→ **EXERCISE**
Search the material for the string "parties", then return every line where it is found.

--- start INPUT RECORDS ---

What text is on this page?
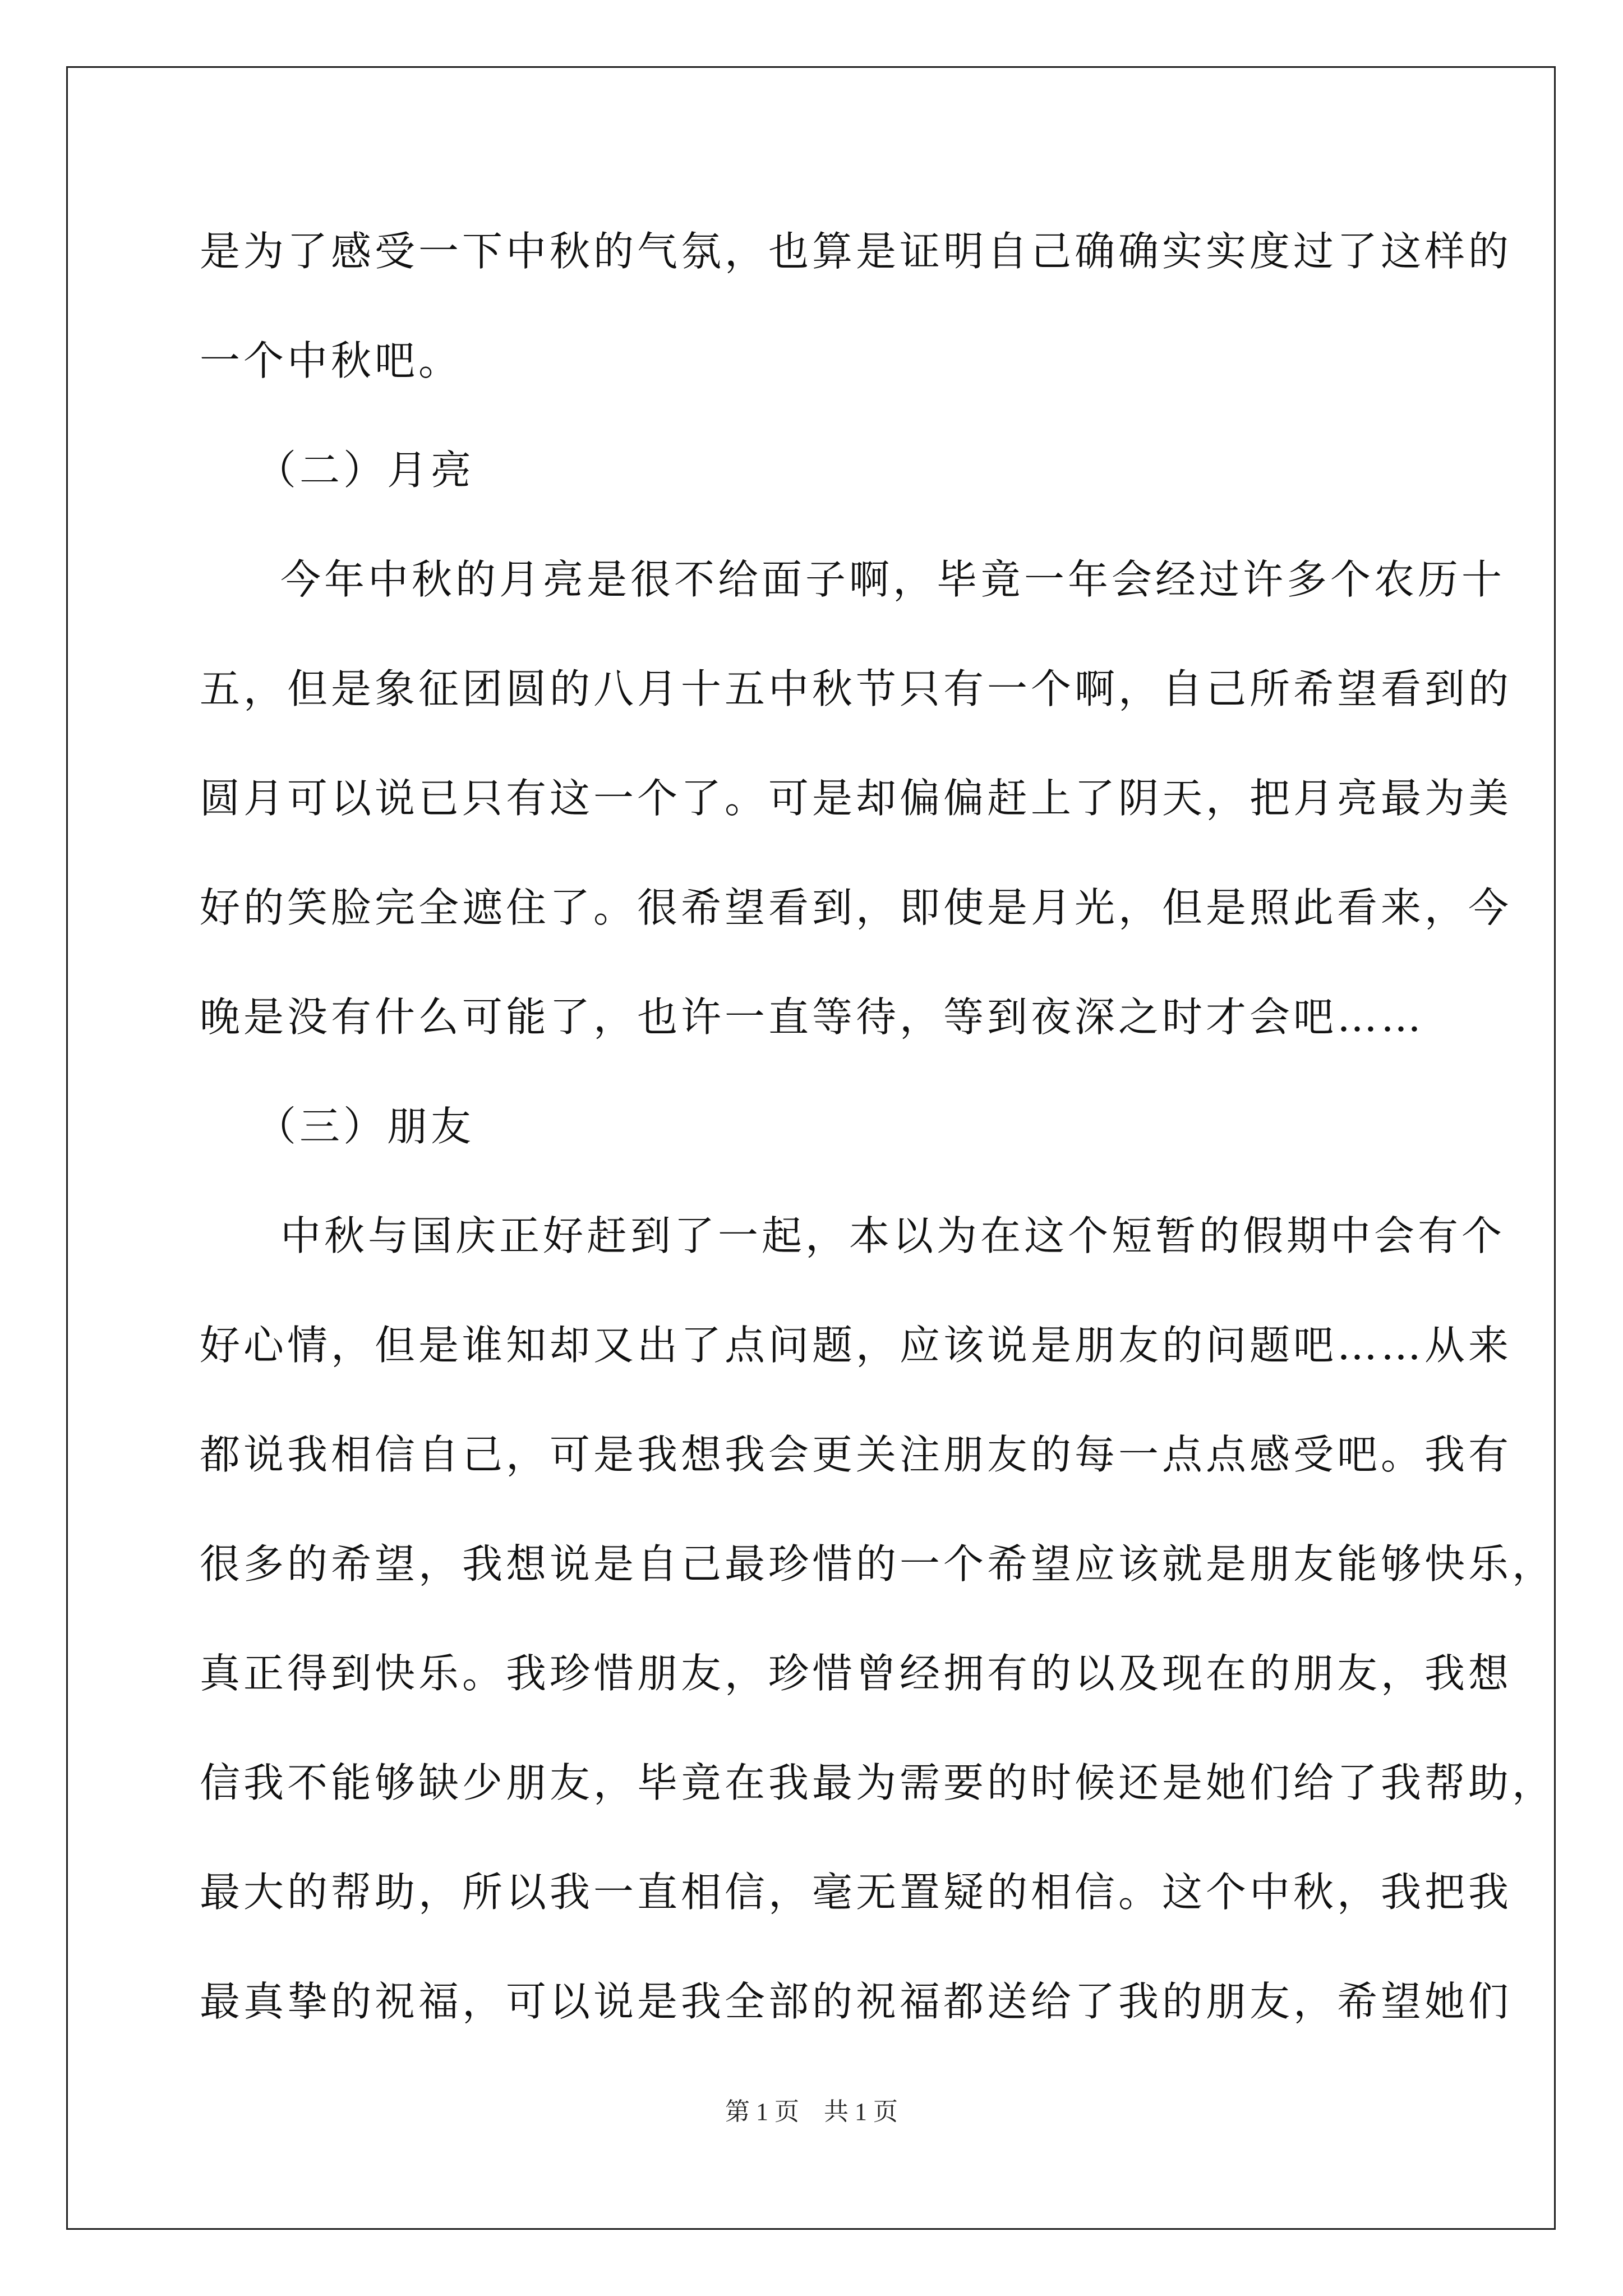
是为了感受一下中秋的气氛，也算是证明自己确确实实度过了这样的
一个中秋吧。
（二）月亮
今年中秋的月亮是很不给面子啊，毕竟一年会经过许多个农历十
五，但是象征团圆的八月十五中秋节只有一个啊，自己所希望看到的
圆月可以说已只有这一个了。可是却偏偏赶上了阴天，把月亮最为美
好的笑脸完全遮住了。很希望看到，即使是月光，但是照此看来，今
晚是没有什么可能了，也许一直等待，等到夜深之时才会吧……
（三）朋友
中秋与国庆正好赶到了一起，本以为在这个短暂的假期中会有个
好心情，但是谁知却又出了点问题，应该说是朋友的问题吧……从来
都说我相信自己，可是我想我会更关注朋友的每一点点感受吧。我有
很多的希望，我想说是自己最珍惜的一个希望应该就是朋友能够快乐，
真正得到快乐。我珍惜朋友，珍惜曾经拥有的以及现在的朋友，我想
信我不能够缺少朋友，毕竟在我最为需要的时候还是她们给了我帮助，
最大的帮助，所以我一直相信，毫无置疑的相信。这个中秋，我把我
最真挚的祝福，可以说是我全部的祝福都送给了我的朋友，希望她们
第 1 页　共 1 页
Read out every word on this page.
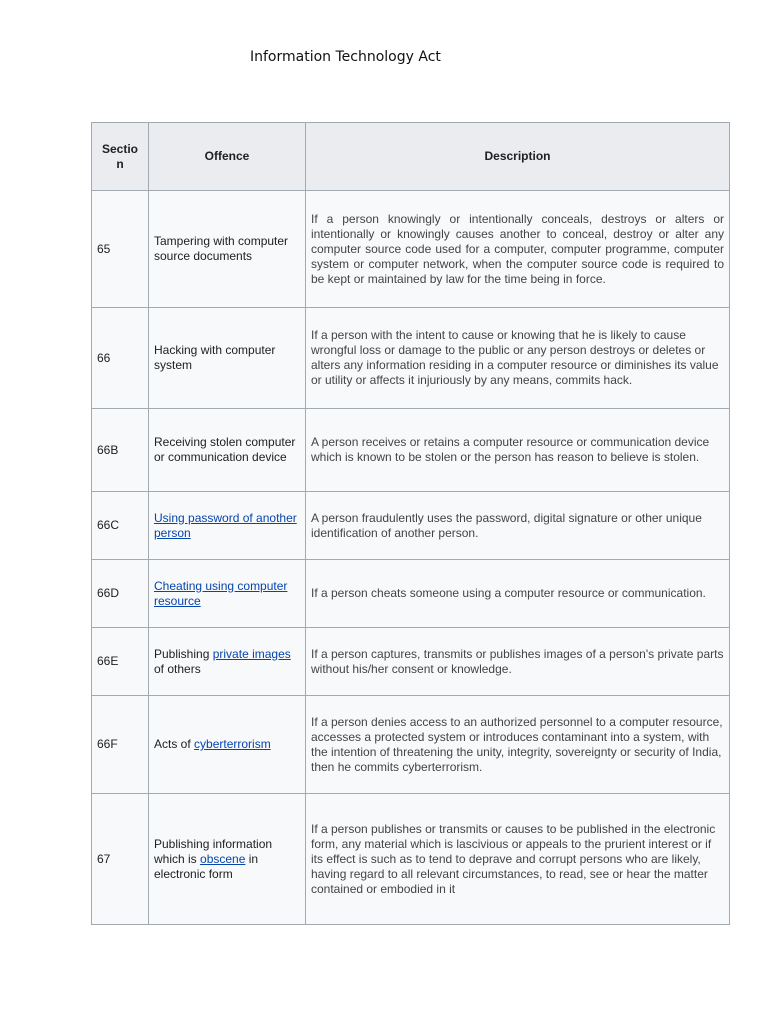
Information Technology Act
Sectio n	Offence	Description
65	Tampering with computer source documents	If a person knowingly or intentionally conceals, destroys or alters or intentionally or knowingly causes another to conceal, destroy or alter any computer source code used for a computer, computer programme, computer system or computer network, when the computer source code is required to be kept or maintained by law for the time being in force.
66	Hacking with computer system	If a person with the intent to cause or knowing that he is likely to cause wrongful loss or damage to the public or any person destroys or deletes or alters any information residing in a computer resource or diminishes its value or utility or affects it injuriously by any means, commits hack.
66B	Receiving stolen computer or communication device	A person receives or retains a computer resource or communication device which is known to be stolen or the person has reason to believe is stolen.
66C	Using password of another person	A person fraudulently uses the password, digital signature or other unique identification of another person.
66D	Cheating using computer resource	If a person cheats someone using a computer resource or communication.
66E	Publishing private images of others	If a person captures, transmits or publishes images of a person's private parts without his/her consent or knowledge.
66F	Acts of cyberterrorism	If a person denies access to an authorized personnel to a computer resource, accesses a protected system or introduces contaminant into a system, with the intention of threatening the unity, integrity, sovereignty or security of India, then he commits cyberterrorism.
67	Publishing information which is obscene in electronic form	If a person publishes or transmits or causes to be published in the electronic form, any material which is lascivious or appeals to the prurient interest or if its effect is such as to tend to deprave and corrupt persons who are likely, having regard to all relevant circumstances, to read, see or hear the matter contained or embodied in it
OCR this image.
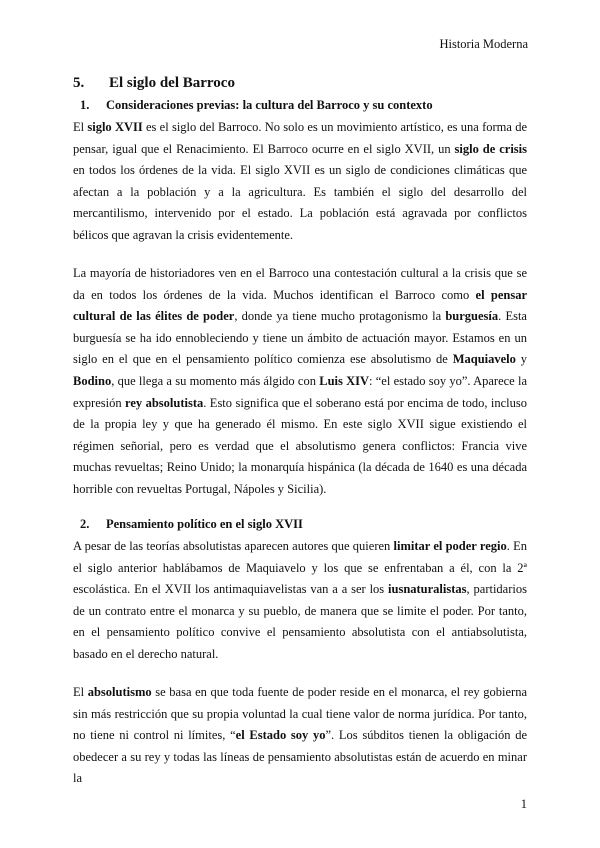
Historia Moderna
5. El siglo del Barroco
1. Consideraciones previas: la cultura del Barroco y su contexto
El siglo XVII es el siglo del Barroco. No solo es un movimiento artístico, es una forma de pensar, igual que el Renacimiento. El Barroco ocurre en el siglo XVII, un siglo de crisis en todos los órdenes de la vida. El siglo XVII es un siglo de condiciones climáticas que afectan a la población y a la agricultura. Es también el siglo del desarrollo del mercantilismo, intervenido por el estado. La población está agravada por conflictos bélicos que agravan la crisis evidentemente.
La mayoría de historiadores ven en el Barroco una contestación cultural a la crisis que se da en todos los órdenes de la vida. Muchos identifican el Barroco como el pensar cultural de las élites de poder, donde ya tiene mucho protagonismo la burguesía. Esta burguesía se ha ido ennobleciendo y tiene un ámbito de actuación mayor. Estamos en un siglo en el que en el pensamiento político comienza ese absolutismo de Maquiavelo y Bodino, que llega a su momento más álgido con Luis XIV: “el estado soy yo”. Aparece la expresión rey absolutista. Esto significa que el soberano está por encima de todo, incluso de la propia ley y que ha generado él mismo. En este siglo XVII sigue existiendo el régimen señorial, pero es verdad que el absolutismo genera conflictos: Francia vive muchas revueltas; Reino Unido; la monarquía hispánica (la década de 1640 es una década horrible con revueltas Portugal, Nápoles y Sicilia).
2. Pensamiento político en el siglo XVII
A pesar de las teorías absolutistas aparecen autores que quieren limitar el poder regio. En el siglo anterior hablábamos de Maquiavelo y los que se enfrentaban a él, con la 2ª escolástica. En el XVII los antimaquiavelistas van a a ser los iusnaturalistas, partidarios de un contrato entre el monarca y su pueblo, de manera que se limite el poder. Por tanto, en el pensamiento político convive el pensamiento absolutista con el antiabsolutista, basado en el derecho natural.
El absolutismo se basa en que toda fuente de poder reside en el monarca, el rey gobierna sin más restricción que su propia voluntad la cual tiene valor de norma jurídica. Por tanto, no tiene ni control ni límites, “el Estado soy yo”. Los súbditos tienen la obligación de obedecer a su rey y todas las líneas de pensamiento absolutistas están de acuerdo en minar la
1
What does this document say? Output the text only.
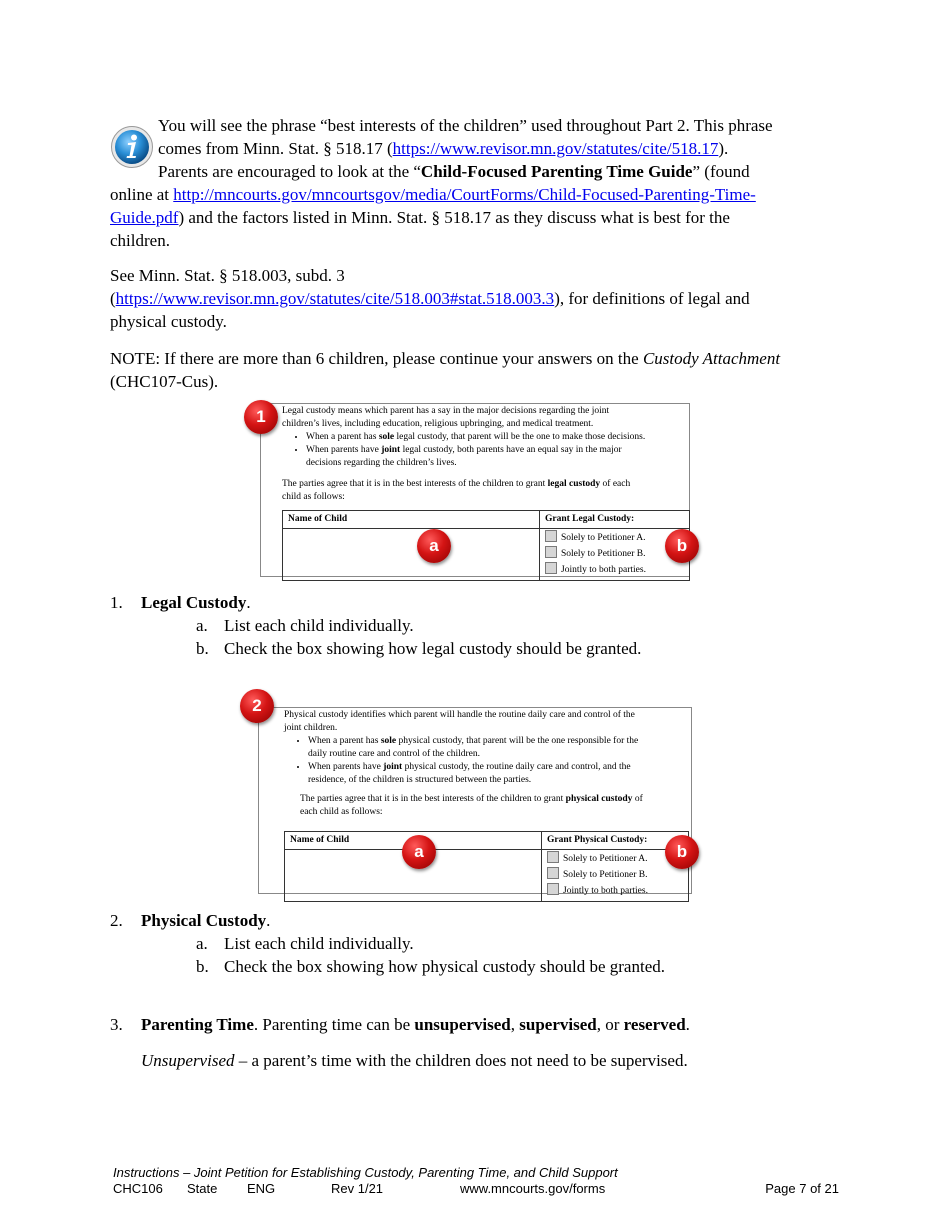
You will see the phrase “best interests of the children” used throughout Part 2. This phrase
comes from Minn. Stat. § 518.17 (https://www.revisor.mn.gov/statutes/cite/518.17).
Parents are encouraged to look at the “Child-Focused Parenting Time Guide” (found
online at http://mncourts.gov/mncourtsgov/media/CourtForms/Child-Focused-Parenting-Time-
Guide.pdf) and the factors listed in Minn. Stat. § 518.17 as they discuss what is best for the
children.
See Minn. Stat. § 518.003, subd. 3
(https://www.revisor.mn.gov/statutes/cite/518.003#stat.518.003.3), for definitions of legal and
physical custody.
NOTE: If there are more than 6 children, please continue your answers on the Custody Attachment
(CHC107-Cus).
Legal custody means which parent has a say in the major decisions regarding the joint
children’s lives, including education, religious upbringing, and medical treatment.
• When a parent has sole legal custody, that parent will be the one to make those decisions.
• When parents have joint legal custody, both parents have an equal say in the major
decisions regarding the children’s lives.
The parties agree that it is in the best interests of the children to grant legal custody of each
child as follows:
Name of Child	Grant Legal Custody:

	Solely to Petitioner A.
Solely to Petitioner B.
Jointly to both parties.
1
a	b
1. Legal Custody.
a. List each child individually.
b. Check the box showing how legal custody should be granted.
Physical custody identifies which parent will handle the routine daily care and control of the
joint children.
• When a parent has sole physical custody, that parent will be the one responsible for the
daily routine care and control of the children.
• When parents have joint physical custody, the routine daily care and control, and the
residence, of the children is structured between the parties.
The parties agree that it is in the best interests of the children to grant physical custody of
each child as follows:
Name of Child	Grant Physical Custody:

	Solely to Petitioner A.
Solely to Petitioner B.
Jointly to both parties.
2
a	b
2. Physical Custody.
a. List each child individually.
b. Check the box showing how physical custody should be granted.
3. Parenting Time. Parenting time can be unsupervised, supervised, or reserved.
Unsupervised – a parent’s time with the children does not need to be supervised.
Instructions – Joint Petition for Establishing Custody, Parenting Time, and Child Support
CHC106 State ENG	Rev 1/21	www.mncourts.gov/forms	Page 7 of 21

--- end INPUT RECORDS ---

→ **CORRECT RESULT**
The parties agree that it is in the best interests of the children to grant legal custody of each
Jointly to both parties.
residence, of the children is structured between the parties.
The parties agree that it is in the best interests of the children to grant physical custody of
Jointly to both parties.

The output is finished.